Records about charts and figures
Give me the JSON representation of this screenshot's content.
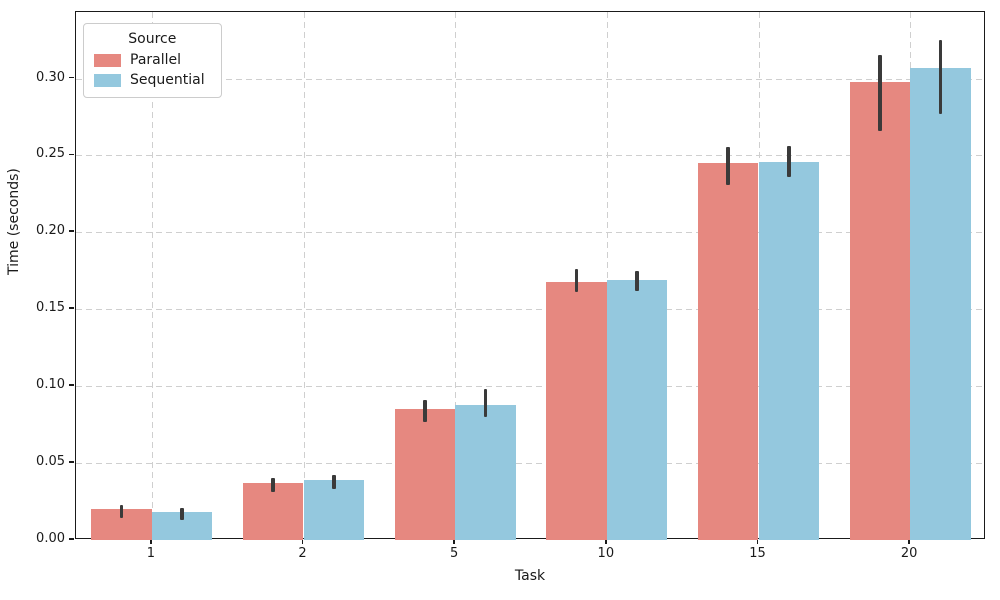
{
  "figure": {
    "background": "#ffffff",
    "spine_color": "#1a1a1a",
    "text_color": "#1a1a1a"
  },
  "chart_data": {
    "type": "bar",
    "title": "",
    "xlabel": "Task",
    "ylabel": "Time (seconds)",
    "categories": [
      "1",
      "2",
      "5",
      "10",
      "15",
      "20"
    ],
    "series": [
      {
        "name": "Parallel",
        "color": "#E68880",
        "values": [
          0.02,
          0.037,
          0.085,
          0.168,
          0.245,
          0.298
        ],
        "error_bars": [
          [
            0.0145,
            0.0225
          ],
          [
            0.0315,
            0.0405
          ],
          [
            0.077,
            0.091
          ],
          [
            0.161,
            0.176
          ],
          [
            0.231,
            0.2555
          ],
          [
            0.266,
            0.3155
          ]
        ]
      },
      {
        "name": "Sequential",
        "color": "#94C8DE",
        "values": [
          0.018,
          0.039,
          0.088,
          0.169,
          0.246,
          0.307
        ],
        "error_bars": [
          [
            0.013,
            0.021
          ],
          [
            0.033,
            0.0425
          ],
          [
            0.08,
            0.098
          ],
          [
            0.162,
            0.175
          ],
          [
            0.236,
            0.256
          ],
          [
            0.277,
            0.325
          ]
        ]
      }
    ],
    "ylim": [
      0,
      0.3433
    ],
    "yticks": [
      0.0,
      0.05,
      0.1,
      0.15,
      0.2,
      0.25,
      0.3
    ],
    "ytick_labels": [
      "0.00",
      "0.05",
      "0.10",
      "0.15",
      "0.20",
      "0.25",
      "0.30"
    ],
    "grid": {
      "on": true,
      "style": "dashed",
      "color": "#cfcfcf"
    },
    "error_bar_color": "#3a3a3a",
    "legend": {
      "title": "Source",
      "position": "upper-left",
      "entries": [
        "Parallel",
        "Sequential"
      ]
    }
  }
}
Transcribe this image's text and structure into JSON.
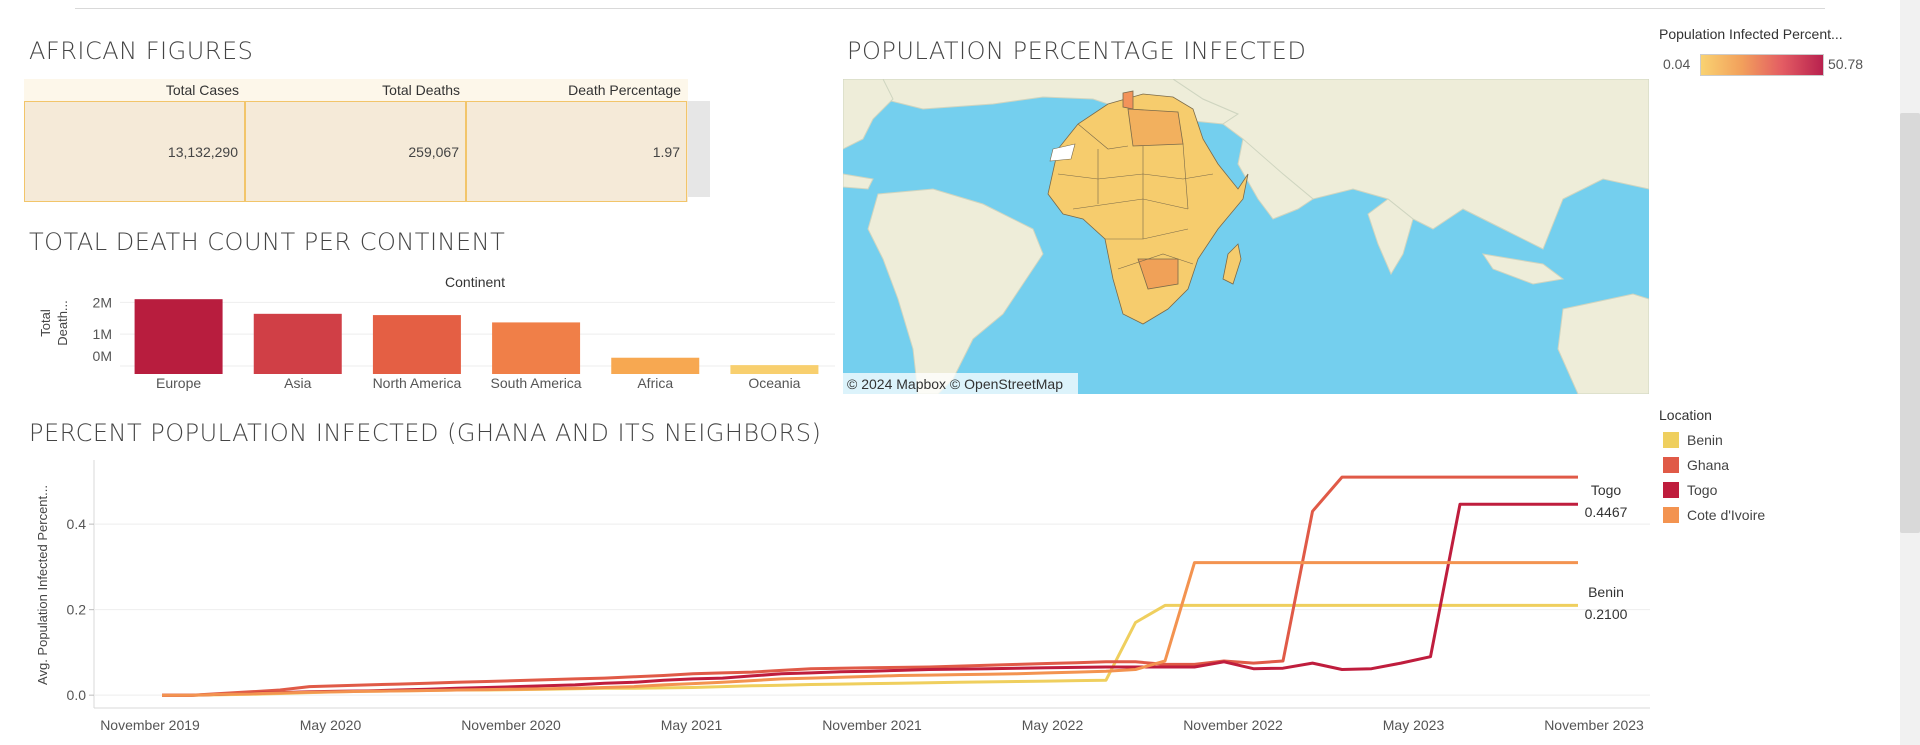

EXERCISE: Transcribe each line above verbatim, with the pictures left out.

WRITTEN RESPONSE:
Give me the JSON representation of this screenshot's content.
{
  "figure": {
    "background": "#ffffff",
    "spine_color": "#1a1a1a",
    "text_color": "#1a1a1a"
  },
  "chart_data": {
    "type": "bar",
    "title": "",
    "xlabel": "Task",
    "ylabel": "Time (seconds)",
    "categories": [
      "1",
      "2",
      "5",
      "10",
      "15",
      "20"
    ],
    "series": [
      {
        "name": "Parallel",
        "color": "#E68880",
        "values": [
          0.02,
          0.037,
          0.085,
          0.168,
          0.245,
          0.298
        ],
        "error_bars": [
          [
            0.0145,
            0.0225
          ],
          [
            0.0315,
            0.0405
          ],
          [
            0.077,
            0.091
          ],
          [
            0.161,
            0.176
          ],
          [
            0.231,
            0.2555
          ],
          [
            0.266,
            0.3155
          ]
        ]
      },
      {
        "name": "Sequential",
        "color": "#94C8DE",
        "values": [
          0.018,
          0.039,
          0.088,
          0.169,
          0.246,
          0.307
        ],
        "error_bars": [
          [
            0.013,
            0.021
          ],
          [
            0.033,
            0.0425
          ],
          [
            0.08,
            0.098
          ],
          [
            0.162,
            0.175
          ],
          [
            0.236,
            0.256
          ],
          [
            0.277,
            0.325
          ]
        ]
      }
    ],
    "ylim": [
      0,
      0.3433
    ],
    "yticks": [
      0.0,
      0.05,
      0.1,
      0.15,
      0.2,
      0.25,
      0.3
    ],
    "ytick_labels": [
      "0.00",
      "0.05",
      "0.10",
      "0.15",
      "0.20",
      "0.25",
      "0.30"
    ],
    "grid": {
      "on": true,
      "style": "dashed",
      "color": "#cfcfcf"
    },
    "error_bar_color": "#3a3a3a",
    "legend": {
      "title": "Source",
      "position": "upper-left",
      "entries": [
        "Parallel",
        "Sequential"
      ]
    }
  }
}
Transcribe this image's text and structure into JSON.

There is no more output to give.